# Given text
--

General Question

Strauss's avatar

Are we ready for a driverless car?

Asked by Strauss (23621points) August 19th, 2013

I was listening to this article on NPR this morning. It sounds like the driverless car is ready to hit the road, as early as 2020 for the general consumer, earlier for testing. This is not a new idea, just an idea waiting for the technology.

I remember an assembly at my school in 1961 or 1962. (Yeah, last millenium!) The presentation was centered around a driverless car concept. The automobile had two engines, one for driving, and one to power accessories. Mind you, this was in the era of gasoline at $0.22/gal ($1.65 in today’s dollars), and no concept, at least publicly, of the problems of hydrocarbon pollution, peak oil, oil shortages, or the like. (blissfully naive!)

The car had a sensor which would read the lane markers on the right side of the road. According to the concept, one would drive the car to the Interstate, program the desired exit, and let the car take over. the “driver”, could then read, sleep, eat (one of the proposed accessories was a refrigerator!), or just enjoy the scenery. When the vehicle approached the desired exit, an alarm would sound so the driver could take over when the exit was reached.

Now, half a century later, the concept is being put in to action with use of technology unknown back then.

What I want to know is, when will we see the Jetsons’ flying car?

Observing members: 0 Composing members: 0

16 Answers

JLeslie's avatar

I’m ready.

Ed_guy101's avatar

Short answer: no

Mariah's avatar

There are a couple of big issues left and they’re significant enough that they’re not ready for public use just yet. The cars use visual sensors to detect lanes (they see the lane lines, basically), so they’re unsafe to use in snow or other conditions that can cover the lines. They also can’t sense situations in which a human is directing traffic, like construction areas.

--

# Directions
Reproduce word for word the passage of the driverless car discussion that begins with the words containing "Asked by Strauss" and ends with "for the technology.".

--

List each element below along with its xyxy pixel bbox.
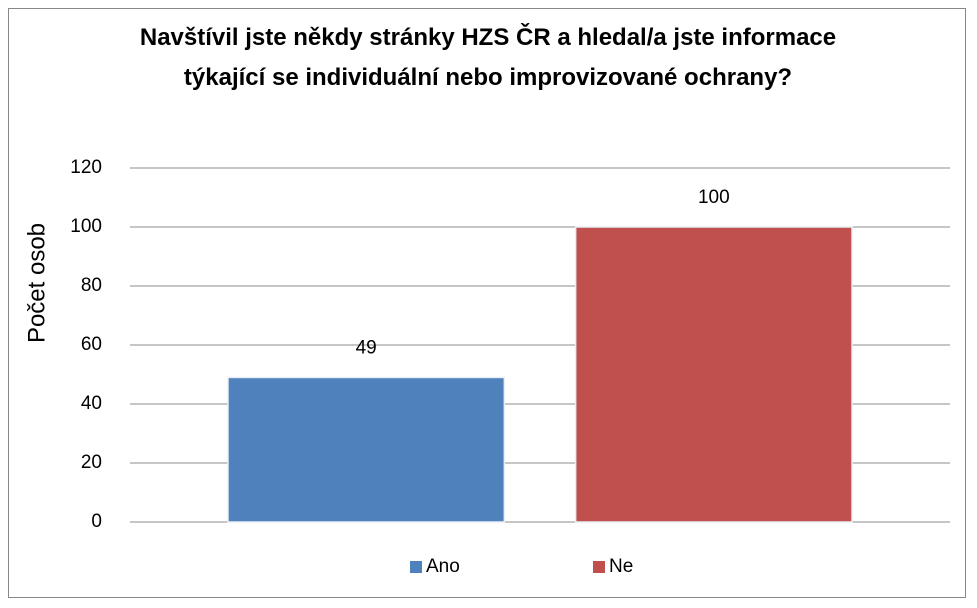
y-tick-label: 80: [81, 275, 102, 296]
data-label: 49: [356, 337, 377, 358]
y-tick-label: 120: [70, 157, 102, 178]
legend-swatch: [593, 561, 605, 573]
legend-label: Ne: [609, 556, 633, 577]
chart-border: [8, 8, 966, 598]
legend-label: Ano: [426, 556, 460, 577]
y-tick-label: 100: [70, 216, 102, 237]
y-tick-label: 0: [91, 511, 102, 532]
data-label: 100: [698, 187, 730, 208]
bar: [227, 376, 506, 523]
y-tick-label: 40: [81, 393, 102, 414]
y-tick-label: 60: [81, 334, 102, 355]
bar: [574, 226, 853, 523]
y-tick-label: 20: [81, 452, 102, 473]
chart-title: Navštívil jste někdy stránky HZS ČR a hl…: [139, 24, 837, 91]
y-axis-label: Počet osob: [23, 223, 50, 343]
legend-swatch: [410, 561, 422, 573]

--

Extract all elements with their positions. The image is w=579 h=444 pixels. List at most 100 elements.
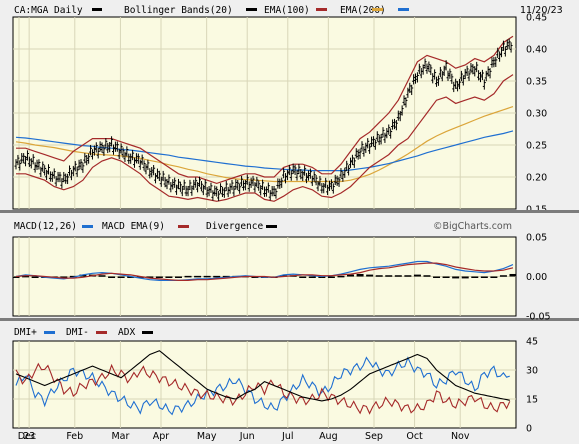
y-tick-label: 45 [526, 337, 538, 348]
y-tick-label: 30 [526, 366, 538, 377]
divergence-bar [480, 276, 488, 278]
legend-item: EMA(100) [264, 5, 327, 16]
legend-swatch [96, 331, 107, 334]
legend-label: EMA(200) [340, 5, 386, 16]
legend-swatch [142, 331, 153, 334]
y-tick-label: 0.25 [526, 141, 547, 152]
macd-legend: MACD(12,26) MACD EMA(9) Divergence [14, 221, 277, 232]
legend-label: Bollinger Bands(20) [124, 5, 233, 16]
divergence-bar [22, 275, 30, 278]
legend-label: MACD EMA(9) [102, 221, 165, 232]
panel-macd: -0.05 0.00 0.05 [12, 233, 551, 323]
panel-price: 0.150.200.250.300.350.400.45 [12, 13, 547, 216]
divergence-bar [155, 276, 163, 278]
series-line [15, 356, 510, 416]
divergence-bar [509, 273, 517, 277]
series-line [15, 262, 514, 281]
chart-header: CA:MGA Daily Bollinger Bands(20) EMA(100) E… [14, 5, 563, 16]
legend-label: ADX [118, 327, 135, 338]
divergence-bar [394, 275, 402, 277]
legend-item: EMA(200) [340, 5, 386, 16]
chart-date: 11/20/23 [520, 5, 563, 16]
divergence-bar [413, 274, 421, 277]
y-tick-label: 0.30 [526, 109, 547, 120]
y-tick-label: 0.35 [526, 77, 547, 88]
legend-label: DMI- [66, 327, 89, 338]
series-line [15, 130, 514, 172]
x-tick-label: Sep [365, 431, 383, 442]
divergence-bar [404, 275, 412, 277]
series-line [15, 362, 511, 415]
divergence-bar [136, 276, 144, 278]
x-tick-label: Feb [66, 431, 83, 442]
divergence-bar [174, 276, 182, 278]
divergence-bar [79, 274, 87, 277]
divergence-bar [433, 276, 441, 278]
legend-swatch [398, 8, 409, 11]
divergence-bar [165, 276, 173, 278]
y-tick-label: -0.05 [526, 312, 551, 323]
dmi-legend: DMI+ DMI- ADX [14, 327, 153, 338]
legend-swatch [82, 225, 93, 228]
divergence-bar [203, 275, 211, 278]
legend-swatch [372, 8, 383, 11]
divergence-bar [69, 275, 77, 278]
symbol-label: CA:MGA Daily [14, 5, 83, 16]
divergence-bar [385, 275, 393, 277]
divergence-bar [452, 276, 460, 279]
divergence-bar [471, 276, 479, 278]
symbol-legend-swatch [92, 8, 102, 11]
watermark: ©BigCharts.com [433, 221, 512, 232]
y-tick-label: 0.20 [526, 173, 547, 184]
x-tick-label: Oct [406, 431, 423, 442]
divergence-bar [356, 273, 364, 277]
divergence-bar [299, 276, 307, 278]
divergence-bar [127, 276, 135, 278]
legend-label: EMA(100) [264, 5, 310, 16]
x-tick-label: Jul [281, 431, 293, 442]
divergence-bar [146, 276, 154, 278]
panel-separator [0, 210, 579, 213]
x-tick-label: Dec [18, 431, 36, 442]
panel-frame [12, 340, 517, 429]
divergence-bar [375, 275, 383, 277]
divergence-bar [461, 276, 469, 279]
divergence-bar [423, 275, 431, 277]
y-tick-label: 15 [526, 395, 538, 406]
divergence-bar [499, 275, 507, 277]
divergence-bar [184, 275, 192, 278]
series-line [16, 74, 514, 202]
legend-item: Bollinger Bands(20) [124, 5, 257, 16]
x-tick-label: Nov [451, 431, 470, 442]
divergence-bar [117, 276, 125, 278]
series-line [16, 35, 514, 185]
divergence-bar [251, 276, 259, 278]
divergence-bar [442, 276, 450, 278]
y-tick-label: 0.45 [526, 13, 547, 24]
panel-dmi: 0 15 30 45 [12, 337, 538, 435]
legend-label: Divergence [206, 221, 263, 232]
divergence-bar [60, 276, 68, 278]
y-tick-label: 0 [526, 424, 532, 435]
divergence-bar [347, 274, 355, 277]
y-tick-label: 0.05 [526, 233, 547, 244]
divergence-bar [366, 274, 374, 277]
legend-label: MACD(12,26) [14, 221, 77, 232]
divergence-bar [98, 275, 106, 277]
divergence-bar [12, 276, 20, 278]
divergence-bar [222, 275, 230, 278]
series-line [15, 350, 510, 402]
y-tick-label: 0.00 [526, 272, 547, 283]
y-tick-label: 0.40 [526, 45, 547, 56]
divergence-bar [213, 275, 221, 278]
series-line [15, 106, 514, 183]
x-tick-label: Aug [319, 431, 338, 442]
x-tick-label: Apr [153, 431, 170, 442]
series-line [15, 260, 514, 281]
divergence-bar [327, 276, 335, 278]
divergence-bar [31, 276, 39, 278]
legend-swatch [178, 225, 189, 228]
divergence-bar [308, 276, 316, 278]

--

# Result
Asked by Strauss (23621points) August 19th, 2013

I was listening to this article on NPR this morning. It sounds like the driverless car is ready to hit the road, as early as 2020 for the general consumer, earlier for testing. This is not a new idea, just an idea waiting for the technology.